### AUFGABENSTELLUNG
Geben Sie aus dem Textabschnitt die Stelle von „Da wurden sie“ bis „und gibt ...“ wörtlich wieder.

### TEXTABSCHNITT
# # # # # # #
Da beschlossen sie, den Erdenschleier zu nehmen und sich einzukleiden in unsere Gestalt. Sie gingen von dem Olympos herab; Amor und Amorinen*** und kleine Genien flogen ihnen spielend nach, und unsere Nachtigallen flatterten ihnen aus dem Mai entgegen.
Aber als sie die ersten Blumen der Erde berührten und nur Strahlen und keine Schatten warfen, so hob die ernste Königin der Götter und Menschen, das Schicksal, den ewigen Zepter auf und sagte: "Der Unsterbliche wird sterblich auf der Erde und jeder Geist wird ein Mensch!"
Da wurden sie Menschen und Schwestern und nannten sich Luise, Charlotte, Therese, Friederike****; die Genien und Amorinen verwandelten sich in ihre Kinder und flogen ihnen in die Mutterarme, und die mütterlichen und schwesterlichen Herzen schlugen voll neuer Liebe in einer großen Umarmung. Und als die weiße Fahne des blühenden Frühlings flatterte – und menschlichere Thronen vor ihnen standen - und als sie, von der Liebe, der Harmonika ***** des Lebens, selig erweicht, sich und die glücklichen Kinder anblickten und verstummten vor Lieb' und Seligkeit, so schwebte unsichtbar Polyhymnia vorüber und erkannte sie und gab ihnen die Töne, womit das Herz Lieb' und Freude sagt und gibt ...
# # # # # # #
### DATENAUSZUG

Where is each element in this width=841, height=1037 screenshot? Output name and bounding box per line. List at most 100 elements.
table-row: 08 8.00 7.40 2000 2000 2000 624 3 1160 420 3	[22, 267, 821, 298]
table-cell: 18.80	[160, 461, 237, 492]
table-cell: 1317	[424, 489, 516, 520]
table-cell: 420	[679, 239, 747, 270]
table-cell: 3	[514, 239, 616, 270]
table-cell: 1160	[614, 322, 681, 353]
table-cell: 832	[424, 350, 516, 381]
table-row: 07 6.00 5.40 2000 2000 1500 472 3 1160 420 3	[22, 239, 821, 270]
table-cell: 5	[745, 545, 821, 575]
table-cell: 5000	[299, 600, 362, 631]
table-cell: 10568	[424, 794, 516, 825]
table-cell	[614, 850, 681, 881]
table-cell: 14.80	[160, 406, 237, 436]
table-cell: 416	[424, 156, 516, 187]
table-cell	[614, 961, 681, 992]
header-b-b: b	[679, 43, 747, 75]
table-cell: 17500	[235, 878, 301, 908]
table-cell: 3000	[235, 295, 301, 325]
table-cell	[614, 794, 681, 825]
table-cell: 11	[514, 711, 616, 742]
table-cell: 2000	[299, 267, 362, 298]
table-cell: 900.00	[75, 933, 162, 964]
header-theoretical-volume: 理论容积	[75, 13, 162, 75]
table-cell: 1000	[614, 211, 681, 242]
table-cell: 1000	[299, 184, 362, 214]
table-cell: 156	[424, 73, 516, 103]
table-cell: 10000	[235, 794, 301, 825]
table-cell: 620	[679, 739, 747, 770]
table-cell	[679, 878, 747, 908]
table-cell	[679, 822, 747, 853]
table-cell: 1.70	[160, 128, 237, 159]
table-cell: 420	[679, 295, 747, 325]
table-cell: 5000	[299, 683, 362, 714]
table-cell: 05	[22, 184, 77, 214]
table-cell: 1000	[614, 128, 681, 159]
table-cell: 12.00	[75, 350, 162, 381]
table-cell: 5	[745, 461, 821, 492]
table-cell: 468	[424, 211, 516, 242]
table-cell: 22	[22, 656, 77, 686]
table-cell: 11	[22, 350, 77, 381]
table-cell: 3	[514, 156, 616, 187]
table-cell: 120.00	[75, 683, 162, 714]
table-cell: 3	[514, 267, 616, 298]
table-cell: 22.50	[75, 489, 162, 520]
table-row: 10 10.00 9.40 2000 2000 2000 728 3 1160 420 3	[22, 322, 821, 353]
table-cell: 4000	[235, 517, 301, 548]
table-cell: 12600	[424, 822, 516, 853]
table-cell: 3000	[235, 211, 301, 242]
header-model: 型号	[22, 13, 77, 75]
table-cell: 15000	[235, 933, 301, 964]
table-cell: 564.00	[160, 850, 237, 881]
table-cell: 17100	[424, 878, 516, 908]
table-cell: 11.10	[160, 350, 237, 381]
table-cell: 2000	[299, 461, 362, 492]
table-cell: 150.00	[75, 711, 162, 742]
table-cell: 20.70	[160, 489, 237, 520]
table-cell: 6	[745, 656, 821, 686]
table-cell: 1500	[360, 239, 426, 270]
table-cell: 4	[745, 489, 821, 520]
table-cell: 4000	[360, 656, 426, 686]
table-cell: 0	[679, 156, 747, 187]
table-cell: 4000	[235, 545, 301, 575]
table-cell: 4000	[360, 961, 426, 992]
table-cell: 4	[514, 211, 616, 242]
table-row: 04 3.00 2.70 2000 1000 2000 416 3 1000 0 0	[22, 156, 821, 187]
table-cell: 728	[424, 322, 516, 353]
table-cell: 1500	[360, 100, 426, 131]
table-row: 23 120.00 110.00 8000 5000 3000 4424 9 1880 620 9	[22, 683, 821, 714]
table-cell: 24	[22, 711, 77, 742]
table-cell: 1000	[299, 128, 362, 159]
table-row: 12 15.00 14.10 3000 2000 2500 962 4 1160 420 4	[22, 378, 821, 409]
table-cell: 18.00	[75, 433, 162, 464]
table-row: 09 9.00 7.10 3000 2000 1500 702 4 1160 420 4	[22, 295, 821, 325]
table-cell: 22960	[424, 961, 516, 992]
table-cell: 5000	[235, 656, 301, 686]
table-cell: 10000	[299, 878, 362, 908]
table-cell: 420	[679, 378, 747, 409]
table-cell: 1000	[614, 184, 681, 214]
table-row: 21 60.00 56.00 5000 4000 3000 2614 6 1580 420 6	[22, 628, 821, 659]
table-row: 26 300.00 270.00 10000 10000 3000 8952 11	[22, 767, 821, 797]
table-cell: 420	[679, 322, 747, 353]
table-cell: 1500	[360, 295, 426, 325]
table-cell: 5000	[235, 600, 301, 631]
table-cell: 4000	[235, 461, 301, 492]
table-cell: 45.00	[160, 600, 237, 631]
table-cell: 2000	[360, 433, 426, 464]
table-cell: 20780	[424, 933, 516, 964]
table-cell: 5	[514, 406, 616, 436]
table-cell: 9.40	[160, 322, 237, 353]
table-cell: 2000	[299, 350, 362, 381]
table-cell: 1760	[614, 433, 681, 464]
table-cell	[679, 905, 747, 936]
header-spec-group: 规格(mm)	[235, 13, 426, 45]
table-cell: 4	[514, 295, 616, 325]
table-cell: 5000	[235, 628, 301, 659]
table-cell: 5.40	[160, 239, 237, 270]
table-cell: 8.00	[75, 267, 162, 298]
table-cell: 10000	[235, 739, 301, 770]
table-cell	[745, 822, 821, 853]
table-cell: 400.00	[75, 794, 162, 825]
# # # # # # #
### LÖSUNG
Da wurden sie Menschen und Schwestern und nannten sich Luise, Charlotte, Therese, Friederike****; die Genien und Amorinen verwandelten sich in ihre Kinder und flogen ihnen in die Mutterarme, und die mütterlichen und schwesterlichen Herzen schlugen voll neuer Liebe in einer großen Umarmung. Und als die weiße Fahne des blühenden Frühlings flatterte – und menschlichere Thronen vor ihnen standen - und als sie, von der Liebe, der Harmonika ***** des Lebens, selig erweicht, sich und die glücklichen Kinder anblickten und verstummten vor Lieb' und Seligkeit, so schwebte unsichtbar Polyhymnia vorüber und erkannte sie und gab ihnen die Töne, womit das Herz Lieb' und Freude sagt und gibt ...